→ **Text extract**:
◆ ◆ ◆ ◆ ◆
The secret, of course, is as old as politics itself. If not quite bread and circuses—the Kremlin’s been desperately short of bread over the past two years—then certainly war and circuses. When Putin returned to the presidency in 2012 after a term as prime minister, his rating dipped as low as 62 percent, and 100,000 people came onto the streets of Moscow in protest. The Kremlin’s response was to throw $48 billion—back then, with oil at $140 a barrel, it could still afford it—at the 2014 Sochi Winter Olympics (according to the Anti-Corruption Foundation, an NGO), making it the most expensive Olympics ever staged.

In 2014, as oil prices crumbled, Putin annexed Crimea and backed rebels in eastern Ukraine, filling TV programming with news flashes from the front and fostering a surge of national pride. According to analysts Stephen Holmes and Ivan Krastev, “‘Occupy Crimea’ was at least in part an impulsive response to both ‘Occupy Maidan’ and ‘Occupy Abai’”—the popular protests staged in Ukraine’s Kiev and Moscow, respectively, that deposed Ukrainian President Viktor Yanukovych and badly rattled the Kremlin.

“All the peaks of Putin’s popularity have been as a result of wars,” says Zorkina. “Chechnya in 2000, Georgia in 2008, Ukraine in 2014, Syria in 2015.”
◆ ◆ ◆ ◆ ◆
→ **Extracted data**:

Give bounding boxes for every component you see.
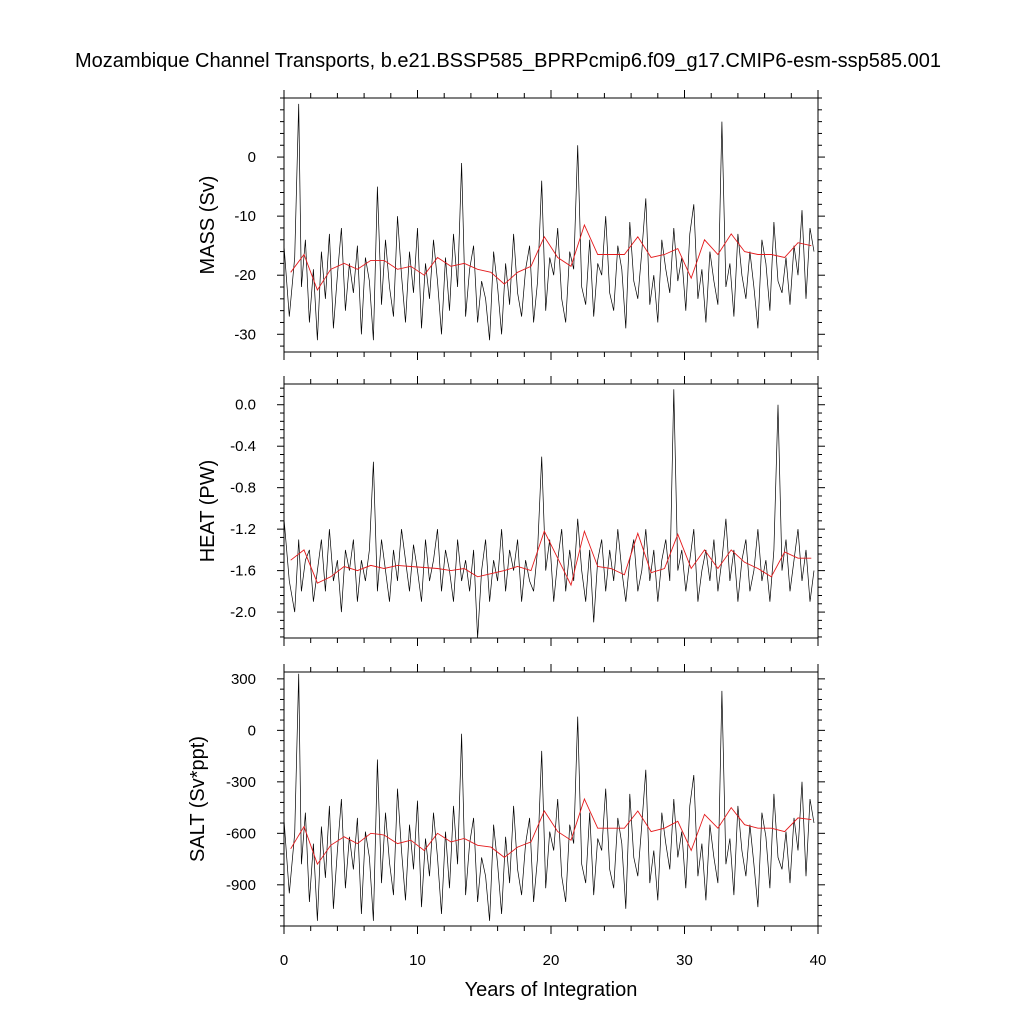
y-tick-label: -300 [226, 774, 256, 791]
y-tick-label: 300 [231, 671, 256, 688]
series-line-smoothed [290, 797, 812, 866]
y-axis-label: SALT (Sv*ppt) [187, 736, 209, 862]
y-tick-label: 0.0 [235, 397, 256, 414]
x-tick-label: 0 [280, 952, 288, 969]
series-group [284, 673, 815, 921]
y-tick-label: -10 [234, 208, 256, 225]
series-line-raw [284, 673, 815, 921]
y-tick-label: -0.4 [230, 438, 256, 455]
plot-frame [283, 97, 819, 353]
series-group [284, 389, 815, 639]
x-tick-label: 30 [676, 952, 693, 969]
x-tick-label: 20 [543, 952, 560, 969]
y-tick-label: -30 [234, 326, 256, 343]
x-tick-label: 10 [409, 952, 426, 969]
y-ticks: 300 0 -300 -600 -900 [226, 671, 825, 927]
panel-1: 0 -10 -20 -30 MASS (Sv) [197, 90, 825, 360]
x-tick-label: 40 [810, 952, 827, 969]
y-tick-label: -20 [234, 267, 256, 284]
series-line-raw [284, 103, 815, 341]
y-tick-label: -1.2 [230, 521, 256, 538]
series-line-raw [284, 389, 815, 639]
series-line-smoothed [290, 223, 812, 291]
y-ticks: 0 -10 -20 -30 [234, 97, 825, 347]
x-ticks [283, 376, 819, 646]
chart-title: Mozambique Channel Transports, b.e21.BSS… [75, 50, 941, 72]
y-tick-label: 0 [248, 149, 256, 166]
series-group [284, 103, 815, 341]
x-ticks [283, 90, 819, 360]
y-axis-label: MASS (Sv) [197, 176, 219, 275]
panel-2: 0.0 -0.4 -0.8 -1.2 -1.6 -2.0 HEAT (PW) [197, 376, 825, 646]
series-line-smoothed [290, 529, 812, 587]
panels: 0 -10 -20 -30 MASS (Sv) 0.0 -0.4 -0.8 -1.2 -1.6 -2… [187, 90, 826, 969]
y-tick-label: -2.0 [230, 604, 256, 621]
panel-3: 300 0 -300 -600 -900 SALT (Sv*ppt) [187, 664, 825, 934]
x-axis-label: Years of Integration [465, 979, 638, 1001]
y-ticks: 0.0 -0.4 -0.8 -1.2 -1.6 -2.0 [230, 387, 825, 638]
x-tick-labels: 0 10 20 30 40 [280, 952, 827, 969]
plot-frame [283, 671, 819, 927]
y-tick-label: -600 [226, 825, 256, 842]
y-tick-label: 0 [248, 722, 256, 739]
y-axis-label: HEAT (PW) [197, 460, 219, 563]
x-ticks [283, 664, 819, 934]
y-tick-label: -900 [226, 877, 256, 894]
y-tick-label: -1.6 [230, 563, 256, 580]
y-tick-label: -0.8 [230, 480, 256, 497]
◆ ◆ ◆ ◆ ◆
→ **Exercise instructions**:
• a. In the article on Putin's popularity, how much did the Kremlin spend on the 2014 Sochi Winter Olympics?
• b. Pick up the article on Putin's popularity after its final sentence and continue it.

→ **The responses**:
• a. About $48 billion, according to the Anti-Corruption Foundation.

• b.
Another part of the formula is also age-old: create enemies. In the early 1990s, a series of Levada surveys found that significant majorities of Russians admired America’s culture and values—and 43 percent were willing to admit that all of the USSR’s problems were homegrown. In January 2015, Levada found that 81 percent of Russians had a negative attitude toward the U.S. What’s more, 63 percent of respondents this year blamed their country’s economic woes on “outside enemies.”

Small wonder: Since 2014, Russia’s media have blamed the U.S. government for everything from backing a fascist junta in Ukraine to mounting an “information attack” on Russia by planting stories about top Putin cronies’ Panamanian offshore accounts and systemic doping of their Olympic athletes. Last November, Dmitry Kiselev, Russia’s most influential TV anchor, suggested that the Islamic State militant group (ISIS) was an American creation.

“They have re-created the Soviet siege mentality, the complex of being surrounded by enemies,” says Zorkina. “Putin has also rekindled the old Russian imperial idea, with its superiority complex and the idea that we are on some special historical path.”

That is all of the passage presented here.